Records contained in a dataset
★ ★ ★ ★
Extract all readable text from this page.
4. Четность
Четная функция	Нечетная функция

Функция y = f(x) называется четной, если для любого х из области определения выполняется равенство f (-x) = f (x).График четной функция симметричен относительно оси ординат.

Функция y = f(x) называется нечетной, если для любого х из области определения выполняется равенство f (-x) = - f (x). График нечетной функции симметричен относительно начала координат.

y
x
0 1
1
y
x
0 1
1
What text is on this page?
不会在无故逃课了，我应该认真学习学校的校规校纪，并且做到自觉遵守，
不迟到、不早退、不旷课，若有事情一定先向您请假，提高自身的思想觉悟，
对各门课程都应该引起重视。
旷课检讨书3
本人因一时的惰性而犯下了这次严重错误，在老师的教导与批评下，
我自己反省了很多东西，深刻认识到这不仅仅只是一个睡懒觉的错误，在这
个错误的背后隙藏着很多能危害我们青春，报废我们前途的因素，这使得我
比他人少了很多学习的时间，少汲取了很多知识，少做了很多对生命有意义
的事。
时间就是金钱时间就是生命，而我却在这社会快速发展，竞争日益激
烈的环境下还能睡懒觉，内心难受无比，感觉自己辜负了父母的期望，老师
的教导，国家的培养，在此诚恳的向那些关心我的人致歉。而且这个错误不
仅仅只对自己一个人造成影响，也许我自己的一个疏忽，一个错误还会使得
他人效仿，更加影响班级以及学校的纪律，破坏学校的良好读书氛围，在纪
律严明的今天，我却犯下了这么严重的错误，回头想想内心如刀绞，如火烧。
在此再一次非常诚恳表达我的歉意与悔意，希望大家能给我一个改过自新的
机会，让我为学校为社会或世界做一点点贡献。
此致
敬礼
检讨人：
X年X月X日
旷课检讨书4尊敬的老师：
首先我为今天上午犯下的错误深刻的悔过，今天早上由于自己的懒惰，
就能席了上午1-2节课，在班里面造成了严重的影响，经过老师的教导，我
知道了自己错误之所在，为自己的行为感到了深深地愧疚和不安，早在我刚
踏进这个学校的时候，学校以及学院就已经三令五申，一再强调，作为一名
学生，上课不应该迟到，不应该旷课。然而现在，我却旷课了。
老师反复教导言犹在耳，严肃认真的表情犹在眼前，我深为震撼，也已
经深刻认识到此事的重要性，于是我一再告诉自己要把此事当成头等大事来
★ ★ ★ ★
Problem to work on
Look above for every line with the word "любого" and copy it.

Result of this task
Функция y = f(x) называется четной, если для любого х из области определения выполняется равенство f (-x) = f (x).График четной функция симметричен относительно оси ординат.
Функция y = f(x) называется нечетной, если для любого х из области определения выполняется равенство f (-x) = - f (x). График нечетной функции симметричен относительно начала координат.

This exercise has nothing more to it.